# Start of Input for this task

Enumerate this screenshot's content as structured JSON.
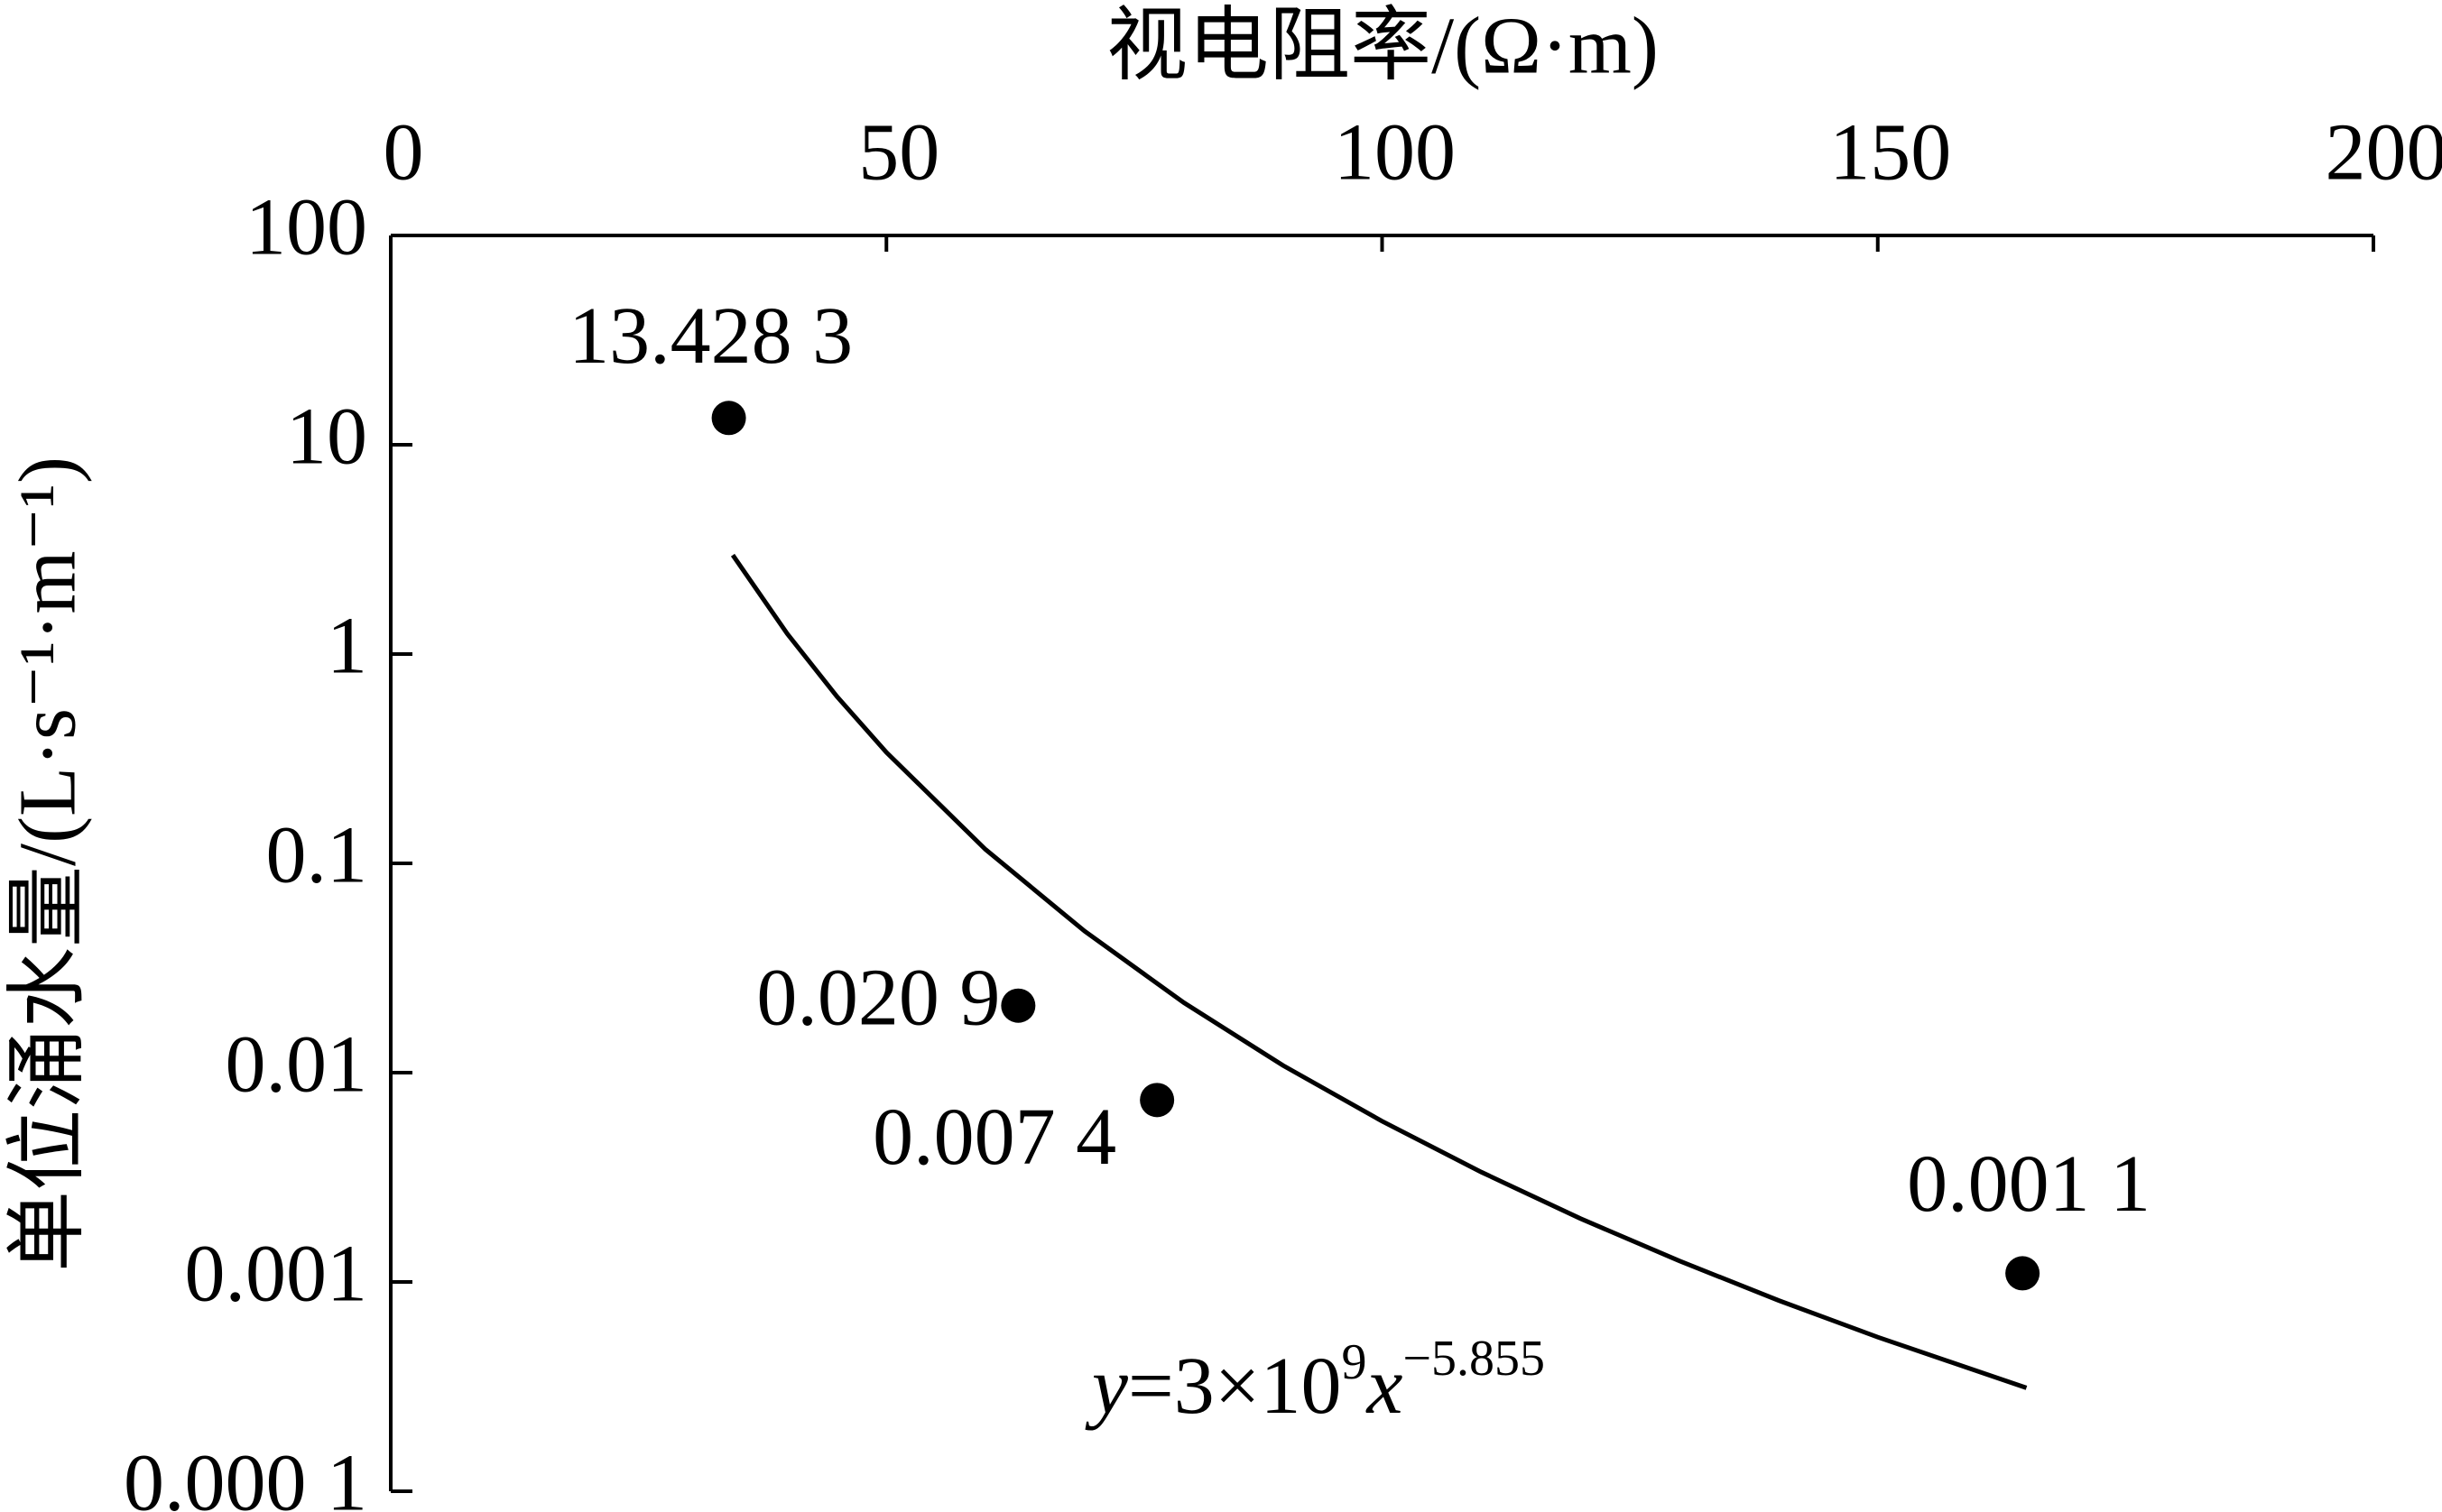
{
  "chart_data": {
    "type": "scatter",
    "x_label": "视电阻率/(Ω·m)",
    "y_label": "单位涌水量/(L·s⁻¹·m⁻¹)",
    "x": [
      34.1,
      63.3,
      77.3,
      164.6
    ],
    "values": [
      13.4283,
      0.0209,
      0.0074,
      0.0011
    ],
    "value_labels": [
      "13.428 3",
      "0.020 9",
      "0.007 4",
      "0.001 1"
    ],
    "color": "#000000",
    "xlim": [
      0,
      200
    ],
    "xticks": [
      0,
      50,
      100,
      150,
      200
    ],
    "x_axis_position": "top",
    "ylim": [
      0.0001,
      100
    ],
    "y_scale": "log",
    "yticks": [
      100,
      10,
      1,
      0.1,
      0.01,
      0.001,
      {
        "value": 0.0001,
        "label": "0.000 1"
      }
    ],
    "fit": {
      "x": [
        34.5,
        40,
        45,
        50,
        60,
        70,
        80,
        90,
        100,
        110,
        120,
        130,
        140,
        150,
        165
      ],
      "values": [
        2.97,
        1.25,
        0.628,
        0.339,
        0.1165,
        0.0474,
        0.0216,
        0.01083,
        0.00586,
        0.00335,
        0.00201,
        0.00126,
        0.000816,
        0.000545,
        0.000312
      ]
    },
    "equation": {
      "y": "y",
      "coef": "=3×10",
      "power": "9",
      "x": "x",
      "exponent": "−5.855"
    }
  }
}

# End of Input for this task

- Work to complete
Leave the pictures out and write out every entry exactly as given.

- Response
Enumerate this screenshot's content as structured JSON.
{
  "chart_data": {
    "type": "scatter",
    "x_label": "视电阻率/(Ω·m)",
    "y_label": "单位涌水量/(L·s⁻¹·m⁻¹)",
    "x": [
      34.1,
      63.3,
      77.3,
      164.6
    ],
    "values": [
      13.4283,
      0.0209,
      0.0074,
      0.0011
    ],
    "value_labels": [
      "13.428 3",
      "0.020 9",
      "0.007 4",
      "0.001 1"
    ],
    "color": "#000000",
    "xlim": [
      0,
      200
    ],
    "xticks": [
      0,
      50,
      100,
      150,
      200
    ],
    "x_axis_position": "top",
    "ylim": [
      0.0001,
      100
    ],
    "y_scale": "log",
    "yticks": [
      100,
      10,
      1,
      0.1,
      0.01,
      0.001,
      {
        "value": 0.0001,
        "label": "0.000 1"
      }
    ],
    "fit": {
      "x": [
        34.5,
        40,
        45,
        50,
        60,
        70,
        80,
        90,
        100,
        110,
        120,
        130,
        140,
        150,
        165
      ],
      "values": [
        2.97,
        1.25,
        0.628,
        0.339,
        0.1165,
        0.0474,
        0.0216,
        0.01083,
        0.00586,
        0.00335,
        0.00201,
        0.00126,
        0.000816,
        0.000545,
        0.000312
      ]
    },
    "equation": {
      "y": "y",
      "coef": "=3×10",
      "power": "9",
      "x": "x",
      "exponent": "−5.855"
    }
  }
}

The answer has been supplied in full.